Records from a data source:
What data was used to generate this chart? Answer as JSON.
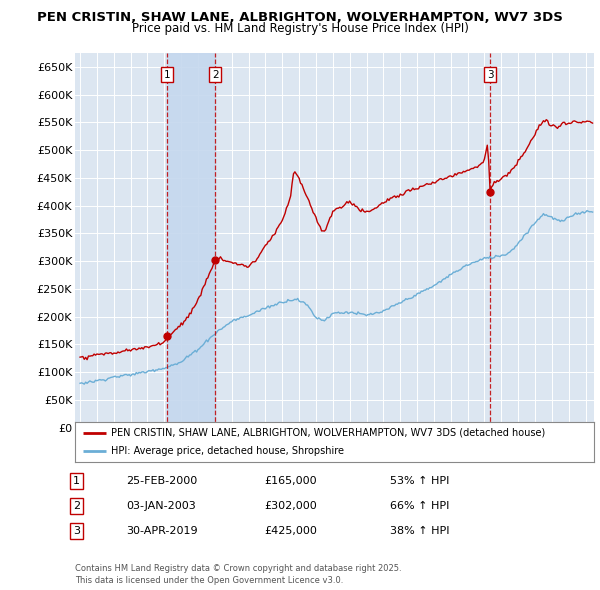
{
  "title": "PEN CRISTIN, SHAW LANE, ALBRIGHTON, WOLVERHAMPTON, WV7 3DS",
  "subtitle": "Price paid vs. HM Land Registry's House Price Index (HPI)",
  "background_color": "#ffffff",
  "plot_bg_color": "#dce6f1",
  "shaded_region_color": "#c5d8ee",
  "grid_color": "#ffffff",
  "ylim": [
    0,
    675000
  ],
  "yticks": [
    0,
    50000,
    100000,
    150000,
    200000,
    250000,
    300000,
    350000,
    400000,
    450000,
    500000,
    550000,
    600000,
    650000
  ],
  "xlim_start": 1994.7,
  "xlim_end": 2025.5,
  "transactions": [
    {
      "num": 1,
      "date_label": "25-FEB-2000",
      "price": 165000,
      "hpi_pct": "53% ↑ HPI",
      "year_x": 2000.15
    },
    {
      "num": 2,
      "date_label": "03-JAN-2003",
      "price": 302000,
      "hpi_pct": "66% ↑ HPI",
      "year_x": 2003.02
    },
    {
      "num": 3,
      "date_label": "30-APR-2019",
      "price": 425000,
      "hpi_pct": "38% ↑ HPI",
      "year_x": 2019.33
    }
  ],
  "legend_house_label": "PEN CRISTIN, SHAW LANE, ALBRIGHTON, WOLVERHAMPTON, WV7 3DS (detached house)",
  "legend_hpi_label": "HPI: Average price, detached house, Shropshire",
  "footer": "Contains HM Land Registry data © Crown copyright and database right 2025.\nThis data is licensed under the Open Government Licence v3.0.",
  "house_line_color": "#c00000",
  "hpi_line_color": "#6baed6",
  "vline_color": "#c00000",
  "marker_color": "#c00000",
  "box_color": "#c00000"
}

*The problem:*
Leave out the pictures and print every line of the data exactly.

*Answer to this task:*
What data was used to generate this chart? Answer as JSON.
{
  "title": "PEN CRISTIN, SHAW LANE, ALBRIGHTON, WOLVERHAMPTON, WV7 3DS",
  "subtitle": "Price paid vs. HM Land Registry's House Price Index (HPI)",
  "background_color": "#ffffff",
  "plot_bg_color": "#dce6f1",
  "shaded_region_color": "#c5d8ee",
  "grid_color": "#ffffff",
  "ylim": [
    0,
    675000
  ],
  "yticks": [
    0,
    50000,
    100000,
    150000,
    200000,
    250000,
    300000,
    350000,
    400000,
    450000,
    500000,
    550000,
    600000,
    650000
  ],
  "xlim_start": 1994.7,
  "xlim_end": 2025.5,
  "transactions": [
    {
      "num": 1,
      "date_label": "25-FEB-2000",
      "price": 165000,
      "hpi_pct": "53% ↑ HPI",
      "year_x": 2000.15
    },
    {
      "num": 2,
      "date_label": "03-JAN-2003",
      "price": 302000,
      "hpi_pct": "66% ↑ HPI",
      "year_x": 2003.02
    },
    {
      "num": 3,
      "date_label": "30-APR-2019",
      "price": 425000,
      "hpi_pct": "38% ↑ HPI",
      "year_x": 2019.33
    }
  ],
  "legend_house_label": "PEN CRISTIN, SHAW LANE, ALBRIGHTON, WOLVERHAMPTON, WV7 3DS (detached house)",
  "legend_hpi_label": "HPI: Average price, detached house, Shropshire",
  "footer": "Contains HM Land Registry data © Crown copyright and database right 2025.\nThis data is licensed under the Open Government Licence v3.0.",
  "house_line_color": "#c00000",
  "hpi_line_color": "#6baed6",
  "vline_color": "#c00000",
  "marker_color": "#c00000",
  "box_color": "#c00000"
}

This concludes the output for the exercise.